### Exercise description
Work through the entries below and report how many lines include "like". The number alone is the answer.

### Data shown
[START]

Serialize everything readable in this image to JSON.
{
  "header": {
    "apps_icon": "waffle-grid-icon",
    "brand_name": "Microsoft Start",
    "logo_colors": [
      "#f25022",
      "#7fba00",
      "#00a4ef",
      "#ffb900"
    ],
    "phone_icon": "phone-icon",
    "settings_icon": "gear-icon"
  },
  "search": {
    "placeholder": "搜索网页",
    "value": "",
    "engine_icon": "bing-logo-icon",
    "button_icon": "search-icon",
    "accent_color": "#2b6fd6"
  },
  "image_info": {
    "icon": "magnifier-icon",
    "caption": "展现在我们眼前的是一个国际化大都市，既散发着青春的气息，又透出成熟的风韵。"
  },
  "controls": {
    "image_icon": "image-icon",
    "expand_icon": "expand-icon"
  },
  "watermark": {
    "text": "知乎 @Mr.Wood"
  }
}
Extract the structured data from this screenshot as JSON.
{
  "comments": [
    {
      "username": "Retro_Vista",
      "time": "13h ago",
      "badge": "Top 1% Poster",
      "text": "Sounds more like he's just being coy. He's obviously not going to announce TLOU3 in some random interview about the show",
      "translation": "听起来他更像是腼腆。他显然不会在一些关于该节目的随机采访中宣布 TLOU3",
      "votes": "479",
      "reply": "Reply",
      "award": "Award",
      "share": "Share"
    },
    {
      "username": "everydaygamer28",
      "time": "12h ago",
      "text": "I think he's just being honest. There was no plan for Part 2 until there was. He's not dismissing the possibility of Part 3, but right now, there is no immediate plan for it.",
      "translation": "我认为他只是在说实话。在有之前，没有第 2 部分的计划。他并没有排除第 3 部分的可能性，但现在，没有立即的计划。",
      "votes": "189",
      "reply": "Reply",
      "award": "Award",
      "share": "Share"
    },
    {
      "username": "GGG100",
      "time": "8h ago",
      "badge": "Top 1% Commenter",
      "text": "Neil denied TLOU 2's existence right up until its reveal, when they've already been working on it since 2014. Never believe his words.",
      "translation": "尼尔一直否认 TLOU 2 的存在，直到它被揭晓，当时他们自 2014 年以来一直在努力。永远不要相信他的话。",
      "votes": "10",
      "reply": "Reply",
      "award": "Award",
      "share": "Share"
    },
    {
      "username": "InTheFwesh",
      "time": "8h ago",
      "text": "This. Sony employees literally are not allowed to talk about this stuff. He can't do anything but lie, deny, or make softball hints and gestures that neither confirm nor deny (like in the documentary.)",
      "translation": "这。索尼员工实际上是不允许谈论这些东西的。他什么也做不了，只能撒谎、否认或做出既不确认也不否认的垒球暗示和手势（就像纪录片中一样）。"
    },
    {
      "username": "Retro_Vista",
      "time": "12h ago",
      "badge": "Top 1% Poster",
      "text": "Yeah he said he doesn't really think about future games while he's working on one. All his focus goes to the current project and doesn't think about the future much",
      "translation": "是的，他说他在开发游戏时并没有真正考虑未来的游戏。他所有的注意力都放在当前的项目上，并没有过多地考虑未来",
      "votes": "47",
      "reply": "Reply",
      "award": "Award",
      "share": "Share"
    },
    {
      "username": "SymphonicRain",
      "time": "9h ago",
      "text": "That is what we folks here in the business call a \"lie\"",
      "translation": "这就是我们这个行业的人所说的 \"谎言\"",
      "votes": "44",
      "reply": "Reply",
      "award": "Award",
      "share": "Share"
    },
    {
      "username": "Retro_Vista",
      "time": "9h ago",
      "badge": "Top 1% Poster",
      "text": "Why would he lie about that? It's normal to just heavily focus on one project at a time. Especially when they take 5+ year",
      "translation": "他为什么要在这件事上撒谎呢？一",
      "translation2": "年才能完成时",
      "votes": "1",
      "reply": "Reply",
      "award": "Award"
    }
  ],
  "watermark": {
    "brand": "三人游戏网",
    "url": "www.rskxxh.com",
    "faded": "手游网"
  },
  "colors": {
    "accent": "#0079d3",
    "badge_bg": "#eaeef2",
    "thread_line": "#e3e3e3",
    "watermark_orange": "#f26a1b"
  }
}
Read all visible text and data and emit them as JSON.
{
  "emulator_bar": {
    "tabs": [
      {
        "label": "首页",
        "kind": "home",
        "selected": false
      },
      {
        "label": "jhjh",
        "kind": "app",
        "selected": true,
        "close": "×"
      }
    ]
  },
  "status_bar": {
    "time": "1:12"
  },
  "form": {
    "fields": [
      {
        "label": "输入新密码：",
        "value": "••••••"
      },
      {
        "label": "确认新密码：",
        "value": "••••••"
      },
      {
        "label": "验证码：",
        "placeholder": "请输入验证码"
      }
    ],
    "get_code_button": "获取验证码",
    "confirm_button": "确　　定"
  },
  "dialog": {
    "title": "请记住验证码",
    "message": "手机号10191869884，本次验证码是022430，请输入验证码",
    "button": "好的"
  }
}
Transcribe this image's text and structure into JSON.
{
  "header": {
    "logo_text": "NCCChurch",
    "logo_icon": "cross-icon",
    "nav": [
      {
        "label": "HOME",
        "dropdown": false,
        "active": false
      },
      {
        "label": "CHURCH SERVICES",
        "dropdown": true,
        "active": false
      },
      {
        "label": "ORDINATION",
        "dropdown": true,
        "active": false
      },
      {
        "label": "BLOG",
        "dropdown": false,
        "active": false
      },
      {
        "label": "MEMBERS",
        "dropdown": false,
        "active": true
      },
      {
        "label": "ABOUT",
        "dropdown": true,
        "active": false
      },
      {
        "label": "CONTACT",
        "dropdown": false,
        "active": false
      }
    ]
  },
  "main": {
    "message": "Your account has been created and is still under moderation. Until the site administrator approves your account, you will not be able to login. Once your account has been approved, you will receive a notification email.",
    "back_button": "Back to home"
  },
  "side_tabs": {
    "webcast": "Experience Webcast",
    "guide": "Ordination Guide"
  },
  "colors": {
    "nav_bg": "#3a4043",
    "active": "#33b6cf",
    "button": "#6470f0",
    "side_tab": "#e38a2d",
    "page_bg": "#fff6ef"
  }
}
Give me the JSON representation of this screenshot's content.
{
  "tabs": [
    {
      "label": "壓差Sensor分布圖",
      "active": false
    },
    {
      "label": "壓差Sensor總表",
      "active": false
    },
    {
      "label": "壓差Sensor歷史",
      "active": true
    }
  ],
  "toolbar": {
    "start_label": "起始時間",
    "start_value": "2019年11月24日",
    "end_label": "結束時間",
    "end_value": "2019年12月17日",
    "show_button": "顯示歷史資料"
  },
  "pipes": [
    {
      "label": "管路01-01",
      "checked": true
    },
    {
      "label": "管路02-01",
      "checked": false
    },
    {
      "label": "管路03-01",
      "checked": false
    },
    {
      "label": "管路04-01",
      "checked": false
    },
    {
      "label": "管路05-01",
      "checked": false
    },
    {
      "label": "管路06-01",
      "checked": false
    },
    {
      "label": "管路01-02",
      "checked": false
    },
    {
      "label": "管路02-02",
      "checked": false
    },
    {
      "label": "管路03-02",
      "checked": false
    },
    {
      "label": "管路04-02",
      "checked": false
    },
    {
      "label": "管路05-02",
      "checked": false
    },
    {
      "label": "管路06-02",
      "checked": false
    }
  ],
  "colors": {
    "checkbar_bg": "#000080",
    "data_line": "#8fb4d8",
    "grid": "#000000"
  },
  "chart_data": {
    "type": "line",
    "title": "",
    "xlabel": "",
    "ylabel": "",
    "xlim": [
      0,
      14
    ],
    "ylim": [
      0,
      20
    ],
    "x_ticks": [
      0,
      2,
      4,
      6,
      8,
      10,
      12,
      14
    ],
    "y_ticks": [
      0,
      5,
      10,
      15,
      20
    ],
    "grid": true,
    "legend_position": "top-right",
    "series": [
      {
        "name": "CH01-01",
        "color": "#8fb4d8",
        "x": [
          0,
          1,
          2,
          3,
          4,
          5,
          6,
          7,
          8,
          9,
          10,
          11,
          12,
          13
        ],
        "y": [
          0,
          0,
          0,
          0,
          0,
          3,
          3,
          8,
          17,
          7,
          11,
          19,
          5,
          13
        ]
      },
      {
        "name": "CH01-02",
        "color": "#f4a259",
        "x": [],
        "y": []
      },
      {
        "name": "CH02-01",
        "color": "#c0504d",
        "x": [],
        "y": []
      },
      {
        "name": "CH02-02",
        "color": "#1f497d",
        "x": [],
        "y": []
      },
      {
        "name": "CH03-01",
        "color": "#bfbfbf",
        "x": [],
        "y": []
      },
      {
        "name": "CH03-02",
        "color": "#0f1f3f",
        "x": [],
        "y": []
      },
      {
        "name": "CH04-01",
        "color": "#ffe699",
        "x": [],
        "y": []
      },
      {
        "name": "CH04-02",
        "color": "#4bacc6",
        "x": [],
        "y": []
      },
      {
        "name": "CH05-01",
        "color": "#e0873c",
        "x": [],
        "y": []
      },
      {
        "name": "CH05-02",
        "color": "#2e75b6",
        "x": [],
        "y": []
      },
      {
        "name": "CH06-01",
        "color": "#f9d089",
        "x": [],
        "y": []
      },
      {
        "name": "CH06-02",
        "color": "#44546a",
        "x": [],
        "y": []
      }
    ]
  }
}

[END]

### Solution to this problem
2